Each line below is to be written out in full, exactly as shown.
━━ Supplied data
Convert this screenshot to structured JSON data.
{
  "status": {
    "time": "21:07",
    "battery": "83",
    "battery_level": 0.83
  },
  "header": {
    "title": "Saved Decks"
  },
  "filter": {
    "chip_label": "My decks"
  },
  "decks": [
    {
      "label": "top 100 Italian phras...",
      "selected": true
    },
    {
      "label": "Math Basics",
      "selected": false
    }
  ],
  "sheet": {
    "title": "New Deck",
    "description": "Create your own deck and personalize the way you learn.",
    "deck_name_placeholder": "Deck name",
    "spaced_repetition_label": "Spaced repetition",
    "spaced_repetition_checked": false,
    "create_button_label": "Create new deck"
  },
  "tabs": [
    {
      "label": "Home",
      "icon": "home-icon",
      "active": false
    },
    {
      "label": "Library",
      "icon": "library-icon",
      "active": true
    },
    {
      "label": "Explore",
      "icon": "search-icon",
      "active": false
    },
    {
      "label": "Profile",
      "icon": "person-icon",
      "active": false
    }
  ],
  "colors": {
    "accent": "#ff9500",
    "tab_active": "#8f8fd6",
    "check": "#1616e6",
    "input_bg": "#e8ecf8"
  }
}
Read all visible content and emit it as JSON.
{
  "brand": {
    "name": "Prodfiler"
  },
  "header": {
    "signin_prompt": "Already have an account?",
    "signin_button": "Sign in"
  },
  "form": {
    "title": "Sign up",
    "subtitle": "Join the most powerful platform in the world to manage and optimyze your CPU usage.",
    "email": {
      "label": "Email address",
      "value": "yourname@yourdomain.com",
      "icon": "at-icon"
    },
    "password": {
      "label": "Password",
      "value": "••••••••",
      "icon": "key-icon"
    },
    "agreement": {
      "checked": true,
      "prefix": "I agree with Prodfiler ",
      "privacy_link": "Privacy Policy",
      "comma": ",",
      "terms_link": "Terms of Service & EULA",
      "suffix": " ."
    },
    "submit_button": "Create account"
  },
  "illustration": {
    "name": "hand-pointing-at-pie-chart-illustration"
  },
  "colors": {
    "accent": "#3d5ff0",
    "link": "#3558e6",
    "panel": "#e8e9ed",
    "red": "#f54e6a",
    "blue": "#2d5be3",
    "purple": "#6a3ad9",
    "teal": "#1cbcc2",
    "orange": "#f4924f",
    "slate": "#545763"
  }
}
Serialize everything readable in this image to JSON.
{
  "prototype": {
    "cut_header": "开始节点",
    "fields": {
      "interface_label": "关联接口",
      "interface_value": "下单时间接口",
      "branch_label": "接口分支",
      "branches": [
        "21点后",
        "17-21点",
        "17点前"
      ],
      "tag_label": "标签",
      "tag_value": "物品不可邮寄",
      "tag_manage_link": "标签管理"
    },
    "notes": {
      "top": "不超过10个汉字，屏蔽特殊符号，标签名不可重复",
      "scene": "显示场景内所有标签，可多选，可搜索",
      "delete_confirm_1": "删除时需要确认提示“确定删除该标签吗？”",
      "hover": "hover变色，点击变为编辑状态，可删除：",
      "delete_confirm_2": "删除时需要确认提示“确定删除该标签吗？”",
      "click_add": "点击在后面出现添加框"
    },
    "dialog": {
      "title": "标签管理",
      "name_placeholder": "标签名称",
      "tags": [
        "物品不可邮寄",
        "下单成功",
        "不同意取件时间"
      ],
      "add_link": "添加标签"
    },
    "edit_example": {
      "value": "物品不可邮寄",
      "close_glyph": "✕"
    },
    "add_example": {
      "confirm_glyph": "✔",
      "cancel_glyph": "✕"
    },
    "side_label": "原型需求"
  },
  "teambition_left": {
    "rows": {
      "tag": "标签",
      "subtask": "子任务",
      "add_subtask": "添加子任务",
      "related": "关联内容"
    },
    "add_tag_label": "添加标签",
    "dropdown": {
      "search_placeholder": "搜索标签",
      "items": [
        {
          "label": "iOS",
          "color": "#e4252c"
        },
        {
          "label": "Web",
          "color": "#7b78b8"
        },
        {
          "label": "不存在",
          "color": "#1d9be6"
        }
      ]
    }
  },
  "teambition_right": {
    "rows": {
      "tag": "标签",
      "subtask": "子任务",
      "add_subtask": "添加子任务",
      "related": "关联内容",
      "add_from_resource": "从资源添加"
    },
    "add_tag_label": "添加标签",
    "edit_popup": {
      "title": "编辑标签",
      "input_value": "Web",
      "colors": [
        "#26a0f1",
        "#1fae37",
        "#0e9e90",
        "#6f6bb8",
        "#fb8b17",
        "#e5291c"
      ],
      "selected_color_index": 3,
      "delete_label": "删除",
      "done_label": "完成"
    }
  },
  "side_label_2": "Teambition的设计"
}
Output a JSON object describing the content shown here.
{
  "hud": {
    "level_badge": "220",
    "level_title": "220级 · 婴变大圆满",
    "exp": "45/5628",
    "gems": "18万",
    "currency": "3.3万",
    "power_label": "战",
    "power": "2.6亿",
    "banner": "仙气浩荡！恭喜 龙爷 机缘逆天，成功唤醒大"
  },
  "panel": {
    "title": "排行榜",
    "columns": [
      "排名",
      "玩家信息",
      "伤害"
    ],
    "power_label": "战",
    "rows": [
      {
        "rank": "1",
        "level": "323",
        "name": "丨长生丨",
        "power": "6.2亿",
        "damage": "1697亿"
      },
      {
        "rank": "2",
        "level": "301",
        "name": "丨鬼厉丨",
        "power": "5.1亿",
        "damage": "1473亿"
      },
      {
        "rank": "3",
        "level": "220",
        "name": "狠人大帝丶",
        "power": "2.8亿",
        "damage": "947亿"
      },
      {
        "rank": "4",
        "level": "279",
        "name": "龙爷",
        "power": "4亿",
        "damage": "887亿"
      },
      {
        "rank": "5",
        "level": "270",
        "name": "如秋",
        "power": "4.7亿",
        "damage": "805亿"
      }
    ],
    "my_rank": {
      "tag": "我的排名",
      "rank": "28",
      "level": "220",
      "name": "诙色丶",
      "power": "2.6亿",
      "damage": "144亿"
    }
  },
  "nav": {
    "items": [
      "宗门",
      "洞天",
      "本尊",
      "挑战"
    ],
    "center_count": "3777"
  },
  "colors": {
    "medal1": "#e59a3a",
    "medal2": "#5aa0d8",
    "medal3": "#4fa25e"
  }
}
━━━━
Result below>
Convert this screenshot to structured JSON data.
{
  "status": {
    "time": "21:07",
    "battery": "83",
    "battery_level": 0.83
  },
  "header": {
    "title": "Saved Decks"
  },
  "filter": {
    "chip_label": "My decks"
  },
  "decks": [
    {
      "label": "top 100 Italian phras...",
      "selected": true
    },
    {
      "label": "Math Basics",
      "selected": false
    }
  ],
  "sheet": {
    "title": "New Deck",
    "description": "Create your own deck and personalize the way you learn.",
    "deck_name_placeholder": "Deck name",
    "spaced_repetition_label": "Spaced repetition",
    "spaced_repetition_checked": false,
    "create_button_label": "Create new deck"
  },
  "tabs": [
    {
      "label": "Home",
      "icon": "home-icon",
      "active": false
    },
    {
      "label": "Library",
      "icon": "library-icon",
      "active": true
    },
    {
      "label": "Explore",
      "icon": "search-icon",
      "active": false
    },
    {
      "label": "Profile",
      "icon": "person-icon",
      "active": false
    }
  ],
  "colors": {
    "accent": "#ff9500",
    "tab_active": "#8f8fd6",
    "check": "#1616e6",
    "input_bg": "#e8ecf8"
  }
}
Read all visible content and emit it as JSON.
{
  "brand": {
    "name": "Prodfiler"
  },
  "header": {
    "signin_prompt": "Already have an account?",
    "signin_button": "Sign in"
  },
  "form": {
    "title": "Sign up",
    "subtitle": "Join the most powerful platform in the world to manage and optimyze your CPU usage.",
    "email": {
      "label": "Email address",
      "value": "yourname@yourdomain.com",
      "icon": "at-icon"
    },
    "password": {
      "label": "Password",
      "value": "••••••••",
      "icon": "key-icon"
    },
    "agreement": {
      "checked": true,
      "prefix": "I agree with Prodfiler ",
      "privacy_link": "Privacy Policy",
      "comma": ",",
      "terms_link": "Terms of Service & EULA",
      "suffix": " ."
    },
    "submit_button": "Create account"
  },
  "illustration": {
    "name": "hand-pointing-at-pie-chart-illustration"
  },
  "colors": {
    "accent": "#3d5ff0",
    "link": "#3558e6",
    "panel": "#e8e9ed",
    "red": "#f54e6a",
    "blue": "#2d5be3",
    "purple": "#6a3ad9",
    "teal": "#1cbcc2",
    "orange": "#f4924f",
    "slate": "#545763"
  }
}
Serialize everything readable in this image to JSON.
{
  "prototype": {
    "cut_header": "开始节点",
    "fields": {
      "interface_label": "关联接口",
      "interface_value": "下单时间接口",
      "branch_label": "接口分支",
      "branches": [
        "21点后",
        "17-21点",
        "17点前"
      ],
      "tag_label": "标签",
      "tag_value": "物品不可邮寄",
      "tag_manage_link": "标签管理"
    },
    "notes": {
      "top": "不超过10个汉字，屏蔽特殊符号，标签名不可重复",
      "scene": "显示场景内所有标签，可多选，可搜索",
      "delete_confirm_1": "删除时需要确认提示“确定删除该标签吗？”",
      "hover": "hover变色，点击变为编辑状态，可删除：",
      "delete_confirm_2": "删除时需要确认提示“确定删除该标签吗？”",
      "click_add": "点击在后面出现添加框"
    },
    "dialog": {
      "title": "标签管理",
      "name_placeholder": "标签名称",
      "tags": [
        "物品不可邮寄",
        "下单成功",
        "不同意取件时间"
      ],
      "add_link": "添加标签"
    },
    "edit_example": {
      "value": "物品不可邮寄",
      "close_glyph": "✕"
    },
    "add_example": {
      "confirm_glyph": "✔",
      "cancel_glyph": "✕"
    },
    "side_label": "原型需求"
  },
  "teambition_left": {
    "rows": {
      "tag": "标签",
      "subtask": "子任务",
      "add_subtask": "添加子任务",
      "related": "关联内容"
    },
    "add_tag_label": "添加标签",
    "dropdown": {
      "search_placeholder": "搜索标签",
      "items": [
        {
          "label": "iOS",
          "color": "#e4252c"
        },
        {
          "label": "Web",
          "color": "#7b78b8"
        },
        {
          "label": "不存在",
          "color": "#1d9be6"
        }
      ]
    }
  },
  "teambition_right": {
    "rows": {
      "tag": "标签",
      "subtask": "子任务",
      "add_subtask": "添加子任务",
      "related": "关联内容",
      "add_from_resource": "从资源添加"
    },
    "add_tag_label": "添加标签",
    "edit_popup": {
      "title": "编辑标签",
      "input_value": "Web",
      "colors": [
        "#26a0f1",
        "#1fae37",
        "#0e9e90",
        "#6f6bb8",
        "#fb8b17",
        "#e5291c"
      ],
      "selected_color_index": 3,
      "delete_label": "删除",
      "done_label": "完成"
    }
  },
  "side_label_2": "Teambition的设计"
}
Output a JSON object describing the content shown here.
{
  "hud": {
    "level_badge": "220",
    "level_title": "220级 · 婴变大圆满",
    "exp": "45/5628",
    "gems": "18万",
    "currency": "3.3万",
    "power_label": "战",
    "power": "2.6亿",
    "banner": "仙气浩荡！恭喜 龙爷 机缘逆天，成功唤醒大"
  },
  "panel": {
    "title": "排行榜",
    "columns": [
      "排名",
      "玩家信息",
      "伤害"
    ],
    "power_label": "战",
    "rows": [
      {
        "rank": "1",
        "level": "323",
        "name": "丨长生丨",
        "power": "6.2亿",
        "damage": "1697亿"
      },
      {
        "rank": "2",
        "level": "301",
        "name": "丨鬼厉丨",
        "power": "5.1亿",
        "damage": "1473亿"
      },
      {
        "rank": "3",
        "level": "220",
        "name": "狠人大帝丶",
        "power": "2.8亿",
        "damage": "947亿"
      },
      {
        "rank": "4",
        "level": "279",
        "name": "龙爷",
        "power": "4亿",
        "damage": "887亿"
      },
      {
        "rank": "5",
        "level": "270",
        "name": "如秋",
        "power": "4.7亿",
        "damage": "805亿"
      }
    ],
    "my_rank": {
      "tag": "我的排名",
      "rank": "28",
      "level": "220",
      "name": "诙色丶",
      "power": "2.6亿",
      "damage": "144亿"
    }
  },
  "nav": {
    "items": [
      "宗门",
      "洞天",
      "本尊",
      "挑战"
    ],
    "center_count": "3777"
  },
  "colors": {
    "medal1": "#e59a3a",
    "medal2": "#5aa0d8",
    "medal3": "#4fa25e"
  }
}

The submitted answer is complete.